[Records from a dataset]

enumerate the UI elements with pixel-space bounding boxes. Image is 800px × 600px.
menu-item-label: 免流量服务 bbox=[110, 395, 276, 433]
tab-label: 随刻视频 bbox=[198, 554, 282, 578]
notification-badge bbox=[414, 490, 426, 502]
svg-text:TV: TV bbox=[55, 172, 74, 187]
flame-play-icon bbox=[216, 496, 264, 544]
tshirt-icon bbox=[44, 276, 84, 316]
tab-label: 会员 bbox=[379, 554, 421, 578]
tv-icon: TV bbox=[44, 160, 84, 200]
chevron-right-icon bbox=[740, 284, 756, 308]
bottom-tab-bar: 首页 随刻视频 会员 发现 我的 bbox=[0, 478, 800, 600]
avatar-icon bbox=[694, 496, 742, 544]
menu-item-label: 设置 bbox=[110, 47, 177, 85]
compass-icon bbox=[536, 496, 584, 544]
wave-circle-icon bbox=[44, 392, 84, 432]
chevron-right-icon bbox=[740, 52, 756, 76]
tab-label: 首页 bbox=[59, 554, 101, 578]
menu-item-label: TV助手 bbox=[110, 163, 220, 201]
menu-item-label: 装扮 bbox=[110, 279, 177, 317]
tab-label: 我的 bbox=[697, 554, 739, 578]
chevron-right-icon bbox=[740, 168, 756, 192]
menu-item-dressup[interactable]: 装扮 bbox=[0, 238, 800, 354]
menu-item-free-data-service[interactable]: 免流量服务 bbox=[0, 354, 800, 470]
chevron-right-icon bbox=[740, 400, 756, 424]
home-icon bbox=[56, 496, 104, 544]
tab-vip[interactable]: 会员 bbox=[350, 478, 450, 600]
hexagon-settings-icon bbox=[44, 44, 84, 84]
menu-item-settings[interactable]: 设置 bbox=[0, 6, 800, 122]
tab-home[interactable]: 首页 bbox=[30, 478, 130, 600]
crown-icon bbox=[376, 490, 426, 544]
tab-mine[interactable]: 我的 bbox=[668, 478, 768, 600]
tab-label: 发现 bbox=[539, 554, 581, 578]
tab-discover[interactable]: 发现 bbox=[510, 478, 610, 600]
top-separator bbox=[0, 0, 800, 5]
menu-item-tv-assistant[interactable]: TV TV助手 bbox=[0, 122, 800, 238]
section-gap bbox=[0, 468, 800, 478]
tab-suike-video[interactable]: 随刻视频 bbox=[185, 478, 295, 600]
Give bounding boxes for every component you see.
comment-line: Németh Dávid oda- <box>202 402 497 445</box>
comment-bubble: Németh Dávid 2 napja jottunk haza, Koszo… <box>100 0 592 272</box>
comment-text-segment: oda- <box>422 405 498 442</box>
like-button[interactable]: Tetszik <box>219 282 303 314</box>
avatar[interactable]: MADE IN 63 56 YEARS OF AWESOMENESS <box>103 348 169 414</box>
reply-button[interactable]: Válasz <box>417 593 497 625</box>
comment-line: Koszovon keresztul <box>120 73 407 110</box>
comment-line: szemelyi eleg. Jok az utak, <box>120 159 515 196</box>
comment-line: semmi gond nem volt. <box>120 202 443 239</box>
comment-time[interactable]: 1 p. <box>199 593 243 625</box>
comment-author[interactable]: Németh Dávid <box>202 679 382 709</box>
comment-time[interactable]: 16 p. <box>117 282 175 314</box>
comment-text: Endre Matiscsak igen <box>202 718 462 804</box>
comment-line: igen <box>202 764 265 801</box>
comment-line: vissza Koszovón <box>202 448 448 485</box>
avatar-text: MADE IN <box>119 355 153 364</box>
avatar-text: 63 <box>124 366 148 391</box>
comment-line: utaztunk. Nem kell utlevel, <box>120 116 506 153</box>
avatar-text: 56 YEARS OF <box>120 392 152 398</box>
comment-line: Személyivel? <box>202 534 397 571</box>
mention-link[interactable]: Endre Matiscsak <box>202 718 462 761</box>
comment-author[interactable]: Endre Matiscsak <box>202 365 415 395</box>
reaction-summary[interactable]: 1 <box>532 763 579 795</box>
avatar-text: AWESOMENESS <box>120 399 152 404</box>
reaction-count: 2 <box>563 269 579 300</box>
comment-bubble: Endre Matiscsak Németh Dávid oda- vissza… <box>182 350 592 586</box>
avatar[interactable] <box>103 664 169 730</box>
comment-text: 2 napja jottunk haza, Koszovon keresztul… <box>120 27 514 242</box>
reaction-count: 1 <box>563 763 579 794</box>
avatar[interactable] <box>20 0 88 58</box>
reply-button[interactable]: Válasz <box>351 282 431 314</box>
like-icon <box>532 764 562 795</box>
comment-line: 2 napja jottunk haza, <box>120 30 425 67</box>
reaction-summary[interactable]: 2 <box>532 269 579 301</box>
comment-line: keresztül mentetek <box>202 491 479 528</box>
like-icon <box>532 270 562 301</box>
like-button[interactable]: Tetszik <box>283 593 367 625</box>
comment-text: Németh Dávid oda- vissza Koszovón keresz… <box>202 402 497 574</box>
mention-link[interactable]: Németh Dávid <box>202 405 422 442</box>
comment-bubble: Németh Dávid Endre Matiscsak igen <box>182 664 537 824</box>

=== TASK TO CARRY OUT ===
Recast the lines of the listing from its beginning through the line containing "notification-badge bbox=[414, 490, 426, 502]", inclusive, as a JSON list of strings with one string per line. Omit blank lines.

=== SOLUTION ===
[
  "enumerate the UI elements with pixel-space bounding boxes. Image is 800px × 600px.",
  "menu-item-label: 免流量服务 bbox=[110, 395, 276, 433]",
  "tab-label: 随刻视频 bbox=[198, 554, 282, 578]",
  "notification-badge bbox=[414, 490, 426, 502]"
]